• [Objective]:
Write out the entries again exactly as they are given.

• [Structured figure records]:
------------------------------------------------------------------------
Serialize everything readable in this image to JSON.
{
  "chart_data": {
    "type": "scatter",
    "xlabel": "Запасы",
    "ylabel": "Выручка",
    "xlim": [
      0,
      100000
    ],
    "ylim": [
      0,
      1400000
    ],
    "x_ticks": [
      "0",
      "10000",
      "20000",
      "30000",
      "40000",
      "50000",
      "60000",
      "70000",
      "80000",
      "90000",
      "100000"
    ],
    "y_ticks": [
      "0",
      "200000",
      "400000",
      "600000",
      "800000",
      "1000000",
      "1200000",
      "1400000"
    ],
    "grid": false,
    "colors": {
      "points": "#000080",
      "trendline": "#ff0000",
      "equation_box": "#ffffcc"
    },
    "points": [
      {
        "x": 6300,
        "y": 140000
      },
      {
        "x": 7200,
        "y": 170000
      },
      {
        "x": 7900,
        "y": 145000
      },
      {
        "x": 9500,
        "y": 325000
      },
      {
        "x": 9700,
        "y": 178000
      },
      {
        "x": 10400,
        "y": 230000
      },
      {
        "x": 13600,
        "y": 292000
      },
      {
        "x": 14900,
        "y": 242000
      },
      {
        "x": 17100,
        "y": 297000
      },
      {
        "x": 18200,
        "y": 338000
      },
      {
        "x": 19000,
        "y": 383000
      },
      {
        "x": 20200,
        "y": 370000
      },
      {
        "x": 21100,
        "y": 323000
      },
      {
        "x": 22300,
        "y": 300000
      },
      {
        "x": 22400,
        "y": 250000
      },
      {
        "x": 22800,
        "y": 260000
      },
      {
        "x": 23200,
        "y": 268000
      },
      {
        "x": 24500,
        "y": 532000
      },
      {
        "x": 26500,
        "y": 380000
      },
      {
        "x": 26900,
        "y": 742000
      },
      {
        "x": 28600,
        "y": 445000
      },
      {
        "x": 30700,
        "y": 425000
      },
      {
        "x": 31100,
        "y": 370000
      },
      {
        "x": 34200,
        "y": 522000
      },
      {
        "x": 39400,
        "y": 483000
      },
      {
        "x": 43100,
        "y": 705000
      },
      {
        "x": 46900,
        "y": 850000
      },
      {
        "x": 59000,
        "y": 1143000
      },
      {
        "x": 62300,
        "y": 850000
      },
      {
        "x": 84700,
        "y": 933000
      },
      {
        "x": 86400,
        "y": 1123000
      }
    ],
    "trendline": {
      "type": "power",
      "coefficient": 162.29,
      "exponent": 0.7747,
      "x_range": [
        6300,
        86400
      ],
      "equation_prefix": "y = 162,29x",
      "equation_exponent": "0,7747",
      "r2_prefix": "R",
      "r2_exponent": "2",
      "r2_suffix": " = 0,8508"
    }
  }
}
------------------------------------------------------------------------
• [Task solution]:
Serialize everything readable in this image to JSON.
{
  "chart_data": {
    "type": "scatter",
    "xlabel": "Запасы",
    "ylabel": "Выручка",
    "xlim": [
      0,
      100000
    ],
    "ylim": [
      0,
      1400000
    ],
    "x_ticks": [
      "0",
      "10000",
      "20000",
      "30000",
      "40000",
      "50000",
      "60000",
      "70000",
      "80000",
      "90000",
      "100000"
    ],
    "y_ticks": [
      "0",
      "200000",
      "400000",
      "600000",
      "800000",
      "1000000",
      "1200000",
      "1400000"
    ],
    "grid": false,
    "colors": {
      "points": "#000080",
      "trendline": "#ff0000",
      "equation_box": "#ffffcc"
    },
    "points": [
      {
        "x": 6300,
        "y": 140000
      },
      {
        "x": 7200,
        "y": 170000
      },
      {
        "x": 7900,
        "y": 145000
      },
      {
        "x": 9500,
        "y": 325000
      },
      {
        "x": 9700,
        "y": 178000
      },
      {
        "x": 10400,
        "y": 230000
      },
      {
        "x": 13600,
        "y": 292000
      },
      {
        "x": 14900,
        "y": 242000
      },
      {
        "x": 17100,
        "y": 297000
      },
      {
        "x": 18200,
        "y": 338000
      },
      {
        "x": 19000,
        "y": 383000
      },
      {
        "x": 20200,
        "y": 370000
      },
      {
        "x": 21100,
        "y": 323000
      },
      {
        "x": 22300,
        "y": 300000
      },
      {
        "x": 22400,
        "y": 250000
      },
      {
        "x": 22800,
        "y": 260000
      },
      {
        "x": 23200,
        "y": 268000
      },
      {
        "x": 24500,
        "y": 532000
      },
      {
        "x": 26500,
        "y": 380000
      },
      {
        "x": 26900,
        "y": 742000
      },
      {
        "x": 28600,
        "y": 445000
      },
      {
        "x": 30700,
        "y": 425000
      },
      {
        "x": 31100,
        "y": 370000
      },
      {
        "x": 34200,
        "y": 522000
      },
      {
        "x": 39400,
        "y": 483000
      },
      {
        "x": 43100,
        "y": 705000
      },
      {
        "x": 46900,
        "y": 850000
      },
      {
        "x": 59000,
        "y": 1143000
      },
      {
        "x": 62300,
        "y": 850000
      },
      {
        "x": 84700,
        "y": 933000
      },
      {
        "x": 86400,
        "y": 1123000
      }
    ],
    "trendline": {
      "type": "power",
      "coefficient": 162.29,
      "exponent": 0.7747,
      "x_range": [
        6300,
        86400
      ],
      "equation_prefix": "y = 162,29x",
      "equation_exponent": "0,7747",
      "r2_prefix": "R",
      "r2_exponent": "2",
      "r2_suffix": " = 0,8508"
    }
  }
}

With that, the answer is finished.